**YOUR OBJECTIVE**
Find every line with the word "stats". Copy those lines.

Dataset excerpts:
────────────────────────────────────────
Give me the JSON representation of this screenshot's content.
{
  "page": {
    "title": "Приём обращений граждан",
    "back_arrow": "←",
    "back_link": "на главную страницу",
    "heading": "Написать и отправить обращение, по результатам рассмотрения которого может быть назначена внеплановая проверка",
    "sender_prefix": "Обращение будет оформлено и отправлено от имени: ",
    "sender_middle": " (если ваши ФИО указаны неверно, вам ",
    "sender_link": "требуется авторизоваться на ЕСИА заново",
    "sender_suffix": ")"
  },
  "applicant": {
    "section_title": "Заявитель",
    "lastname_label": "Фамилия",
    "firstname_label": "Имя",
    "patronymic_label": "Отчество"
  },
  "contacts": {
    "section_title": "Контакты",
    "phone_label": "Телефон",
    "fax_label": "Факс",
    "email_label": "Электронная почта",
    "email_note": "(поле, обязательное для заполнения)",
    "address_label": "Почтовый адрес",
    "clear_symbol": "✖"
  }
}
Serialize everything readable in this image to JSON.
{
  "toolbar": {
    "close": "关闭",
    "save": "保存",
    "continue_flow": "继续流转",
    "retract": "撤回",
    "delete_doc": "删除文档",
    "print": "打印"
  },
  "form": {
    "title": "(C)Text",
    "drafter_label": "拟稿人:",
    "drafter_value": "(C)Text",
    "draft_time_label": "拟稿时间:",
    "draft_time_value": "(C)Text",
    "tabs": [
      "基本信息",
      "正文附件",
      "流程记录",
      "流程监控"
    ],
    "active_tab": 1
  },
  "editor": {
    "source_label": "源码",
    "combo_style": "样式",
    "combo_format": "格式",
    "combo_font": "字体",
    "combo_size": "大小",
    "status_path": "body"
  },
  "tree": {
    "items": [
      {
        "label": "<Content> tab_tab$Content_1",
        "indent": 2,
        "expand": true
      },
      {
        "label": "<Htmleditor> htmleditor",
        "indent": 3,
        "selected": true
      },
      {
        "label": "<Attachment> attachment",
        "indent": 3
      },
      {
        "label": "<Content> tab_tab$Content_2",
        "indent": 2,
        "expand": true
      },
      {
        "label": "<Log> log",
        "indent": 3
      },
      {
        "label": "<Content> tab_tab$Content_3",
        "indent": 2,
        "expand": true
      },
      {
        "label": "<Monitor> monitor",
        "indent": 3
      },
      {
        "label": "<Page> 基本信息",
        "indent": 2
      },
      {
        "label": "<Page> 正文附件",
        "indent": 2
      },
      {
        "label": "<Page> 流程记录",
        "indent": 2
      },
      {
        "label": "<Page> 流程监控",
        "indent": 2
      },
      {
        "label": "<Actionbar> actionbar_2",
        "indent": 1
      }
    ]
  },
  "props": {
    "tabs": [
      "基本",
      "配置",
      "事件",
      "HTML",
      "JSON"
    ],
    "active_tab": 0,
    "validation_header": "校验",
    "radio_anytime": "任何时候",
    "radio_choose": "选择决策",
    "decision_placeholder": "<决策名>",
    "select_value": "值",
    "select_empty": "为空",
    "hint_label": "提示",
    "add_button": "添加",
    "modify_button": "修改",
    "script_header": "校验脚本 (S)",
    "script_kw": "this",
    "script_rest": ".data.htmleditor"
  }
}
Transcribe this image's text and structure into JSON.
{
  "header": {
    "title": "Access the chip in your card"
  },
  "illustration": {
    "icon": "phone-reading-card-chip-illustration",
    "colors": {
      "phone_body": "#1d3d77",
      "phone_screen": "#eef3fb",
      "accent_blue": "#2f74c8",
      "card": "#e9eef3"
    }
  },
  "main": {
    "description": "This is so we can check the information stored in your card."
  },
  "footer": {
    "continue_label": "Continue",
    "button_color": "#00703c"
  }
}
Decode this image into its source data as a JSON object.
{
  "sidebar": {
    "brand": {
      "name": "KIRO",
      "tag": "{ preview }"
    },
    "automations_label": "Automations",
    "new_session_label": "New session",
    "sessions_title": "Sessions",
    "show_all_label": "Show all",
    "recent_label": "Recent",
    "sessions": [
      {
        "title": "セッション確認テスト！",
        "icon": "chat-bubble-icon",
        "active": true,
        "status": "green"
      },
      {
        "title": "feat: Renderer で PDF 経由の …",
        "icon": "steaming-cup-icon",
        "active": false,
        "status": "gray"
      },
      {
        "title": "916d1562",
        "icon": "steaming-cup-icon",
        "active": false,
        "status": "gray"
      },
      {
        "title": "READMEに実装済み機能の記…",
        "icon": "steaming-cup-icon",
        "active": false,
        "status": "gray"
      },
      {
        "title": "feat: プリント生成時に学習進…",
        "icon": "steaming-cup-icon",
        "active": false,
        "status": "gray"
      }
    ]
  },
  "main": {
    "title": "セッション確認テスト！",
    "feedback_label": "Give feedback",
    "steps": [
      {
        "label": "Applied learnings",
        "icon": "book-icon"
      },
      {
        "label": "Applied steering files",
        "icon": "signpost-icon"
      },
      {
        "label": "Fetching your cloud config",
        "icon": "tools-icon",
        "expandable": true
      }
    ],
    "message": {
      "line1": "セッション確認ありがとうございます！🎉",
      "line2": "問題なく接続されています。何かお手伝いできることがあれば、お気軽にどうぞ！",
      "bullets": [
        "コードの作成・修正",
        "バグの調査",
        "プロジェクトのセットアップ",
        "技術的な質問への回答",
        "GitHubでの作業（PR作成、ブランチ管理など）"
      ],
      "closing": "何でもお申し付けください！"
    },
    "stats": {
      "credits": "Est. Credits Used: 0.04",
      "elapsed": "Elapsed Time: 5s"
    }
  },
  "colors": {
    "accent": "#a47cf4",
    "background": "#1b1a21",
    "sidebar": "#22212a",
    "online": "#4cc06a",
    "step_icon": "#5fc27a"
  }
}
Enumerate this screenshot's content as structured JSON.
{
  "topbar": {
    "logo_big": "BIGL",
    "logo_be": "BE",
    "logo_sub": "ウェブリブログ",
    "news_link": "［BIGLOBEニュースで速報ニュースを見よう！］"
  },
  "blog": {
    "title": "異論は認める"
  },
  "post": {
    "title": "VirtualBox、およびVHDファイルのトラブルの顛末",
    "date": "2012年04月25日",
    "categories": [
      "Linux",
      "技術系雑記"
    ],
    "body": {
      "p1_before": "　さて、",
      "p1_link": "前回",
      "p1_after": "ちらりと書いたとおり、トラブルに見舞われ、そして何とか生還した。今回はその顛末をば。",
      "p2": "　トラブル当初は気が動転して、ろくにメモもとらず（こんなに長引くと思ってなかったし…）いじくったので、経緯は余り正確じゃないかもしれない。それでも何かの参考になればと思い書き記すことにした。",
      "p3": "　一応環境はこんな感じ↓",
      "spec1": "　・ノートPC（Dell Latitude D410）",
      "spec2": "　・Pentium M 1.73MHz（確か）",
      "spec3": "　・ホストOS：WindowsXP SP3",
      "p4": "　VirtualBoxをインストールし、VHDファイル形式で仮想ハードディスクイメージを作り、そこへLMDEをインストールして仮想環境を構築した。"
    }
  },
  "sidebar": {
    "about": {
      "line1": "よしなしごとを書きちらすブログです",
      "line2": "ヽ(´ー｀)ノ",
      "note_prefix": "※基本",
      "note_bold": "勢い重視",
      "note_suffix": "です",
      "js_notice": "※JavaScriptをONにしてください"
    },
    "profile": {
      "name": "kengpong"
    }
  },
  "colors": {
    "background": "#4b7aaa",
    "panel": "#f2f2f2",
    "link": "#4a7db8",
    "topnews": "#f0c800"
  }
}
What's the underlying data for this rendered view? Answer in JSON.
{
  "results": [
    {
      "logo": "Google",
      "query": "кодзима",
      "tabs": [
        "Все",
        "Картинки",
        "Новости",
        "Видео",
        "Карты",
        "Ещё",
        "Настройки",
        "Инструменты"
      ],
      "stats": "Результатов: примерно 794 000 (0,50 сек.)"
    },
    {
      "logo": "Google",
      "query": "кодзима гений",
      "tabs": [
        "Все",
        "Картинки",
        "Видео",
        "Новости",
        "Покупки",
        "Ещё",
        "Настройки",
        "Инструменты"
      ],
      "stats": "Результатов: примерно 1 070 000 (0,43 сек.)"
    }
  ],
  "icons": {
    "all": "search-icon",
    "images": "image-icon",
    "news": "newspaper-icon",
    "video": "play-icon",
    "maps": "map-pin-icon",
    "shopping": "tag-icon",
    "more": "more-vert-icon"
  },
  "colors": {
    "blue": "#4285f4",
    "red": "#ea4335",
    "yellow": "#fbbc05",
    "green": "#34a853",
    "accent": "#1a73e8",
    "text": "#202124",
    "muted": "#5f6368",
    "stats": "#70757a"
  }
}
────────────────────────────────────────
**SOLUTION TO THE EXERCISE**
    "stats": {
      "stats": "Результатов: примерно 794 000 (0,50 сек.)"
      "stats": "Результатов: примерно 1 070 000 (0,43 сек.)"
    "stats": "#70757a"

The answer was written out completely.